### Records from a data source
════════════════════

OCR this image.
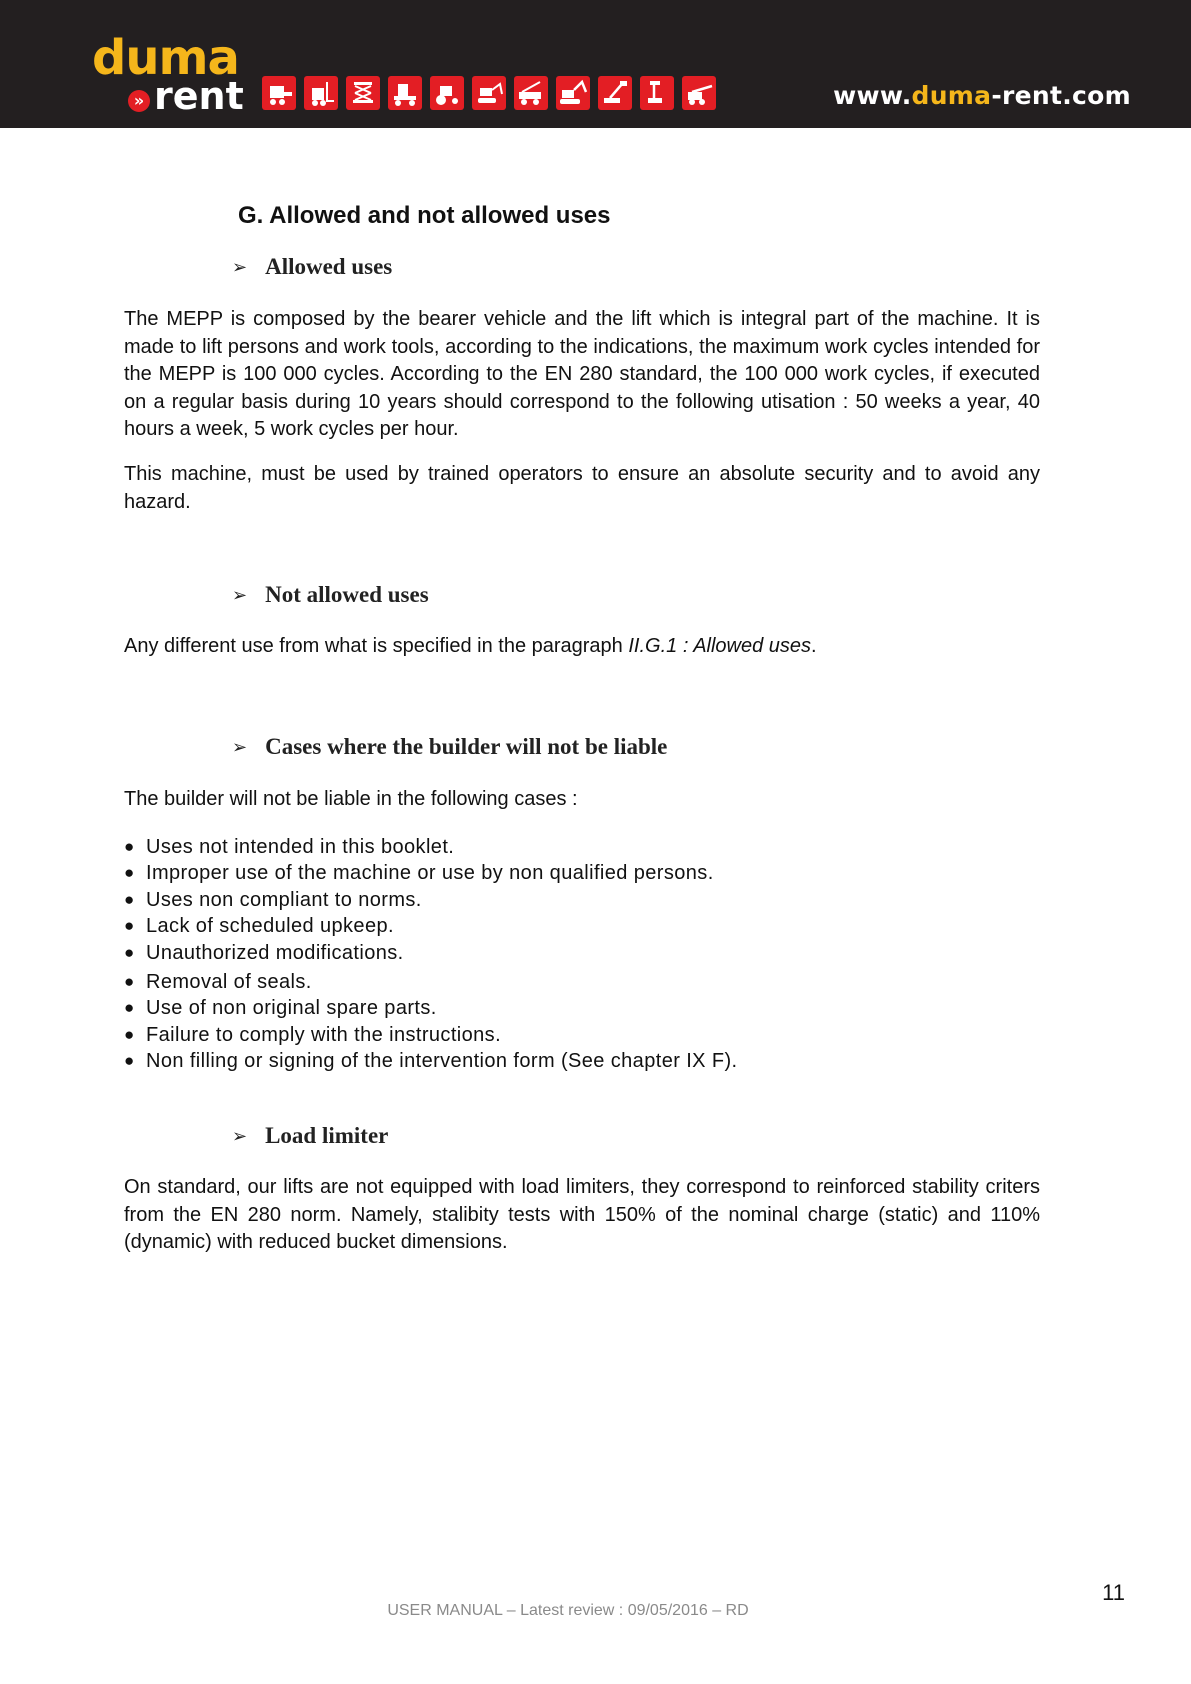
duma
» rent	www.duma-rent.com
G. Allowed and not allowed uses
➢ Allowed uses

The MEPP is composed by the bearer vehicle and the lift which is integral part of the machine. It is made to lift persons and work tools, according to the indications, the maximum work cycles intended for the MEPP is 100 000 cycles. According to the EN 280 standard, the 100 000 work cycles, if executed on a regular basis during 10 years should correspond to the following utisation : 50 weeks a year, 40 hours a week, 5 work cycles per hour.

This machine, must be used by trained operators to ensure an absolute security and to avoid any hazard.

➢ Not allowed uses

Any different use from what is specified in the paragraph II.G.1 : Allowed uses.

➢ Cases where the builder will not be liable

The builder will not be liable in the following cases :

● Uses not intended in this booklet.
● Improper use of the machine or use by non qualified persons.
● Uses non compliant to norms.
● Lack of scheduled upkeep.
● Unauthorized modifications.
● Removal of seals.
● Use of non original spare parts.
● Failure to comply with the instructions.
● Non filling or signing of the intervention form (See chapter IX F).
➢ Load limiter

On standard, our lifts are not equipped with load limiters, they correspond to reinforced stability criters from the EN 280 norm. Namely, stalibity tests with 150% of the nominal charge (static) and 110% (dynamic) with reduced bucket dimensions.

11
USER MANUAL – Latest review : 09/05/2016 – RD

════════════════════

### Set problem
Write out all the entries exactly, except for the pictures.

### Exercise solution
OCR this image.
duma
» rent	www.duma-rent.com
G. Allowed and not allowed uses
➢ Allowed uses

The MEPP is composed by the bearer vehicle and the lift which is integral part of the machine. It is made to lift persons and work tools, according to the indications, the maximum work cycles intended for the MEPP is 100 000 cycles. According to the EN 280 standard, the 100 000 work cycles, if executed on a regular basis during 10 years should correspond to the following utisation : 50 weeks a year, 40 hours a week, 5 work cycles per hour.

This machine, must be used by trained operators to ensure an absolute security and to avoid any hazard.

➢ Not allowed uses

Any different use from what is specified in the paragraph II.G.1 : Allowed uses.

➢ Cases where the builder will not be liable

The builder will not be liable in the following cases :

● Uses not intended in this booklet.
● Improper use of the machine or use by non qualified persons.
● Uses non compliant to norms.
● Lack of scheduled upkeep.
● Unauthorized modifications.
● Removal of seals.
● Use of non original spare parts.
● Failure to comply with the instructions.
● Non filling or signing of the intervention form (See chapter IX F).
➢ Load limiter

On standard, our lifts are not equipped with load limiters, they correspond to reinforced stability criters from the EN 280 norm. Namely, stalibity tests with 150% of the nominal charge (static) and 110% (dynamic) with reduced bucket dimensions.

11
USER MANUAL – Latest review : 09/05/2016 – RD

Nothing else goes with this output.